- Task objective:
Extract every line of the material that holds the string "data".
----- Records for the exercise
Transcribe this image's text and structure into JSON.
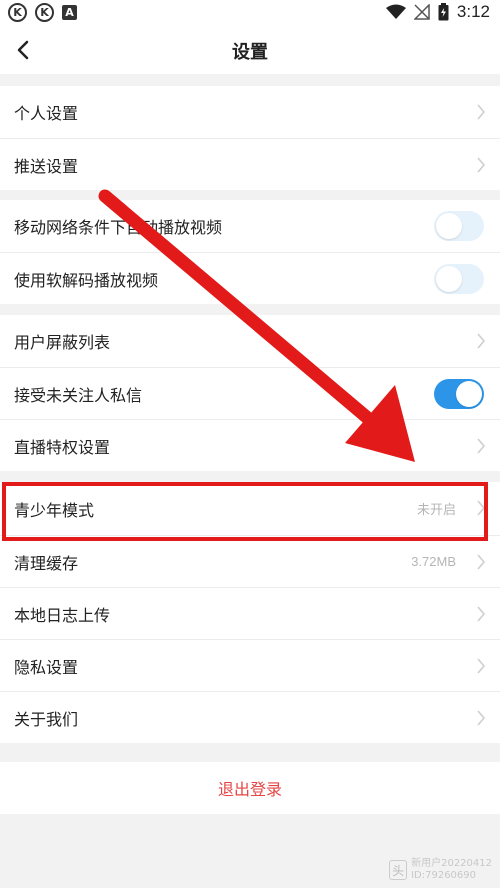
{
  "status": {
    "time": "3:12",
    "left_badges": [
      "K",
      "K",
      "A"
    ]
  },
  "header": {
    "title": "设置"
  },
  "groups": [
    {
      "items": [
        {
          "label": "个人设置",
          "kind": "chevron"
        },
        {
          "label": "推送设置",
          "kind": "chevron"
        }
      ]
    },
    {
      "items": [
        {
          "label": "移动网络条件下自动播放视频",
          "kind": "toggle",
          "on": false
        },
        {
          "label": "使用软解码播放视频",
          "kind": "toggle",
          "on": false
        }
      ]
    },
    {
      "items": [
        {
          "label": "用户屏蔽列表",
          "kind": "chevron"
        },
        {
          "label": "接受未关注人私信",
          "kind": "toggle",
          "on": true
        },
        {
          "label": "直播特权设置",
          "kind": "chevron"
        }
      ]
    },
    {
      "items": [
        {
          "label": "青少年模式",
          "kind": "chevron",
          "value": "未开启"
        },
        {
          "label": "清理缓存",
          "kind": "chevron",
          "value": "3.72MB"
        },
        {
          "label": "本地日志上传",
          "kind": "chevron"
        },
        {
          "label": "隐私设置",
          "kind": "chevron"
        },
        {
          "label": "关于我们",
          "kind": "chevron"
        }
      ]
    }
  ],
  "logout": {
    "label": "退出登录"
  },
  "watermark": {
    "line1": "新用户20220412",
    "line2": "ID:79260690",
    "logo": "头"
  },
  "colors": {
    "accent": "#2d95e8",
    "toggle_off": "#e6f2fb",
    "logout": "#e64545",
    "annotation": "#e31a1a"
  },
  "icons": {
    "back": "back-arrow-icon",
    "chevron": "chevron-right-icon",
    "wifi": "wifi-icon",
    "signal": "signal-icon",
    "battery": "battery-icon"
  }
}
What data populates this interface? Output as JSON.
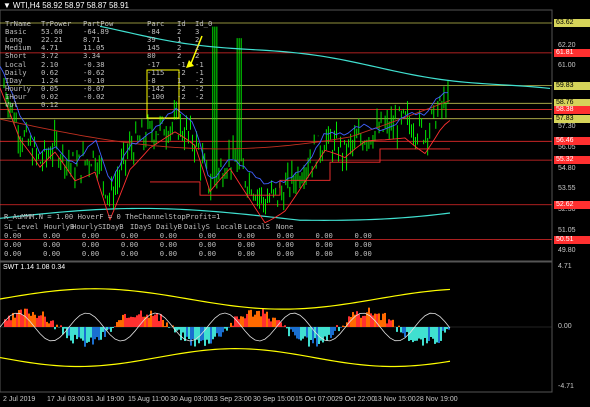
{
  "header": {
    "symbol_line": "WTI,H4  58.92 58.97 58.87 58.91",
    "dropdown_icon": "triangle-down-icon"
  },
  "table": {
    "columns": [
      "TrName",
      "TrPower",
      "PartPow",
      "Parc",
      "Id",
      "Id_0"
    ],
    "rows": [
      [
        "Basic",
        "53.60",
        "-64.89",
        "-84",
        "2",
        "3"
      ],
      [
        "Long",
        "22.21",
        "8.71",
        "39",
        "1",
        "2"
      ],
      [
        "Medium",
        "4.71",
        "11.05",
        "145",
        "2",
        "2"
      ],
      [
        "Short",
        "3.72",
        "3.34",
        "80",
        "2",
        "2"
      ],
      [
        "Local",
        "2.10",
        "-0.38",
        "-17",
        "-1",
        "-1"
      ],
      [
        "Daily",
        "0.62",
        "-0.62",
        "-115",
        "-2",
        "-1"
      ],
      [
        "IDay",
        "1.24",
        "-0.10",
        "-8",
        "1",
        "-2"
      ],
      [
        "Hourly",
        "0.05",
        "-0.07",
        "-142",
        "-2",
        "-2"
      ],
      [
        "IHour",
        "0.02",
        "-0.02",
        "-100",
        "-2",
        "-2"
      ],
      [
        "Vol",
        "0.12",
        "",
        "",
        "",
        ""
      ]
    ]
  },
  "lower_info": {
    "line1": "R_AuMMM.N = 1.00    HoverF = 0    TheChannelStopProfit=1",
    "columns": [
      "SL_Level",
      "HourlyB",
      "HourlyS",
      "IDayB",
      "IDayS",
      "DailyB",
      "DailyS",
      "LocalB",
      "LocalS",
      "None"
    ],
    "zero_rows": [
      "0.00     0.00     0.00     0.00     0.00     0.00     0.00     0.00     0.00     0.00",
      "0.00     0.00     0.00     0.00     0.00     0.00     0.00     0.00     0.00     0.00",
      "0.00     0.00     0.00     0.00     0.00     0.00     0.00     0.00     0.00     0.00"
    ]
  },
  "price_scale": {
    "ticks": [
      "62.20",
      "61.00",
      "59.80",
      "58.60",
      "57.30",
      "56.05",
      "54.80",
      "53.55",
      "52.30",
      "51.05",
      "49.80"
    ],
    "labels": [
      {
        "text": "63.62",
        "color": "#d6d45a"
      },
      {
        "text": "61.81",
        "color": "#ff3030"
      },
      {
        "text": "59.83",
        "color": "#d6d45a"
      },
      {
        "text": "58.76",
        "color": "#d6d45a"
      },
      {
        "text": "58.38",
        "color": "#ff3030"
      },
      {
        "text": "57.83",
        "color": "#d6d45a"
      },
      {
        "text": "56.46",
        "color": "#ff3030"
      },
      {
        "text": "55.32",
        "color": "#ff3030"
      },
      {
        "text": "52.62",
        "color": "#ff3030"
      },
      {
        "text": "50.51",
        "color": "#ff3030"
      }
    ]
  },
  "subwindow": {
    "title": "SWT 1.14 1.08 0.34",
    "ticks": [
      "4.71",
      "0.00",
      "-4.71"
    ]
  },
  "time_axis": [
    "2 Jul 2019",
    "17 Jul 03:00",
    "31 Jul 19:00",
    "15 Aug 11:00",
    "30 Aug 03:00",
    "13 Sep 23:00",
    "30 Sep 15:00",
    "15 Oct 07:00",
    "29 Oct 22:00",
    "13 Nov 15:00",
    "28 Nov 19:00"
  ],
  "colors": {
    "background": "#000000",
    "candles": "#00ff00",
    "aqua": "#40e0d0",
    "red": "#ff3030",
    "yellow": "#ffff00",
    "orange": "#ff6a00",
    "navy": "#4060ff",
    "grid": "#303030"
  }
}
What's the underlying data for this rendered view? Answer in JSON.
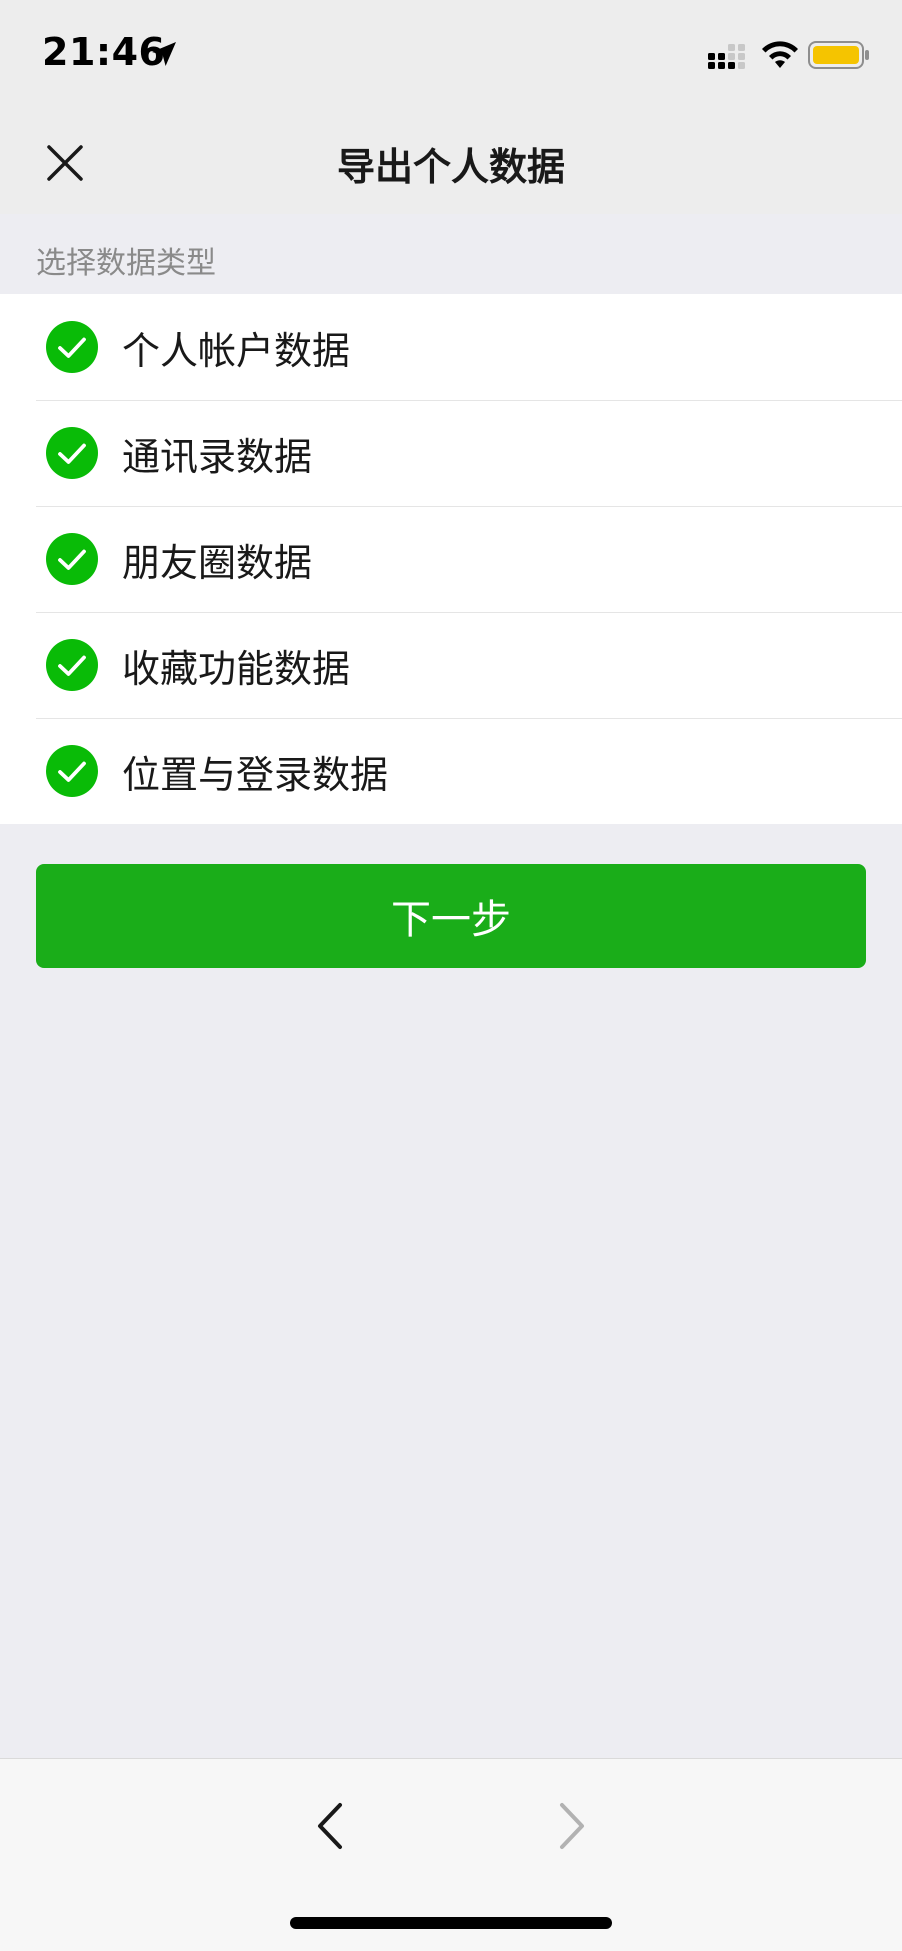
{
  "status_bar": {
    "time": "21:46",
    "icons": [
      "location-arrow-icon",
      "cellular-signal-icon",
      "wifi-icon",
      "battery-icon"
    ],
    "battery_color": "#F5C400"
  },
  "nav": {
    "title": "导出个人数据",
    "close_icon": "close-icon"
  },
  "section": {
    "header": "选择数据类型"
  },
  "options": [
    {
      "label": "个人帐户数据",
      "checked": true
    },
    {
      "label": "通讯录数据",
      "checked": true
    },
    {
      "label": "朋友圈数据",
      "checked": true
    },
    {
      "label": "收藏功能数据",
      "checked": true
    },
    {
      "label": "位置与登录数据",
      "checked": true
    }
  ],
  "next_button": {
    "label": "下一步"
  },
  "toolbar": {
    "back_icon": "chevron-left-icon",
    "forward_icon": "chevron-right-icon"
  },
  "colors": {
    "accent": "#1AAD19",
    "check": "#09BB07",
    "background": "#EDEDF2"
  }
}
----------
- Reply to the exercise:
What data populates this interface? Output as JSON.
What's the underlying data for this rendered view? Answer in JSON.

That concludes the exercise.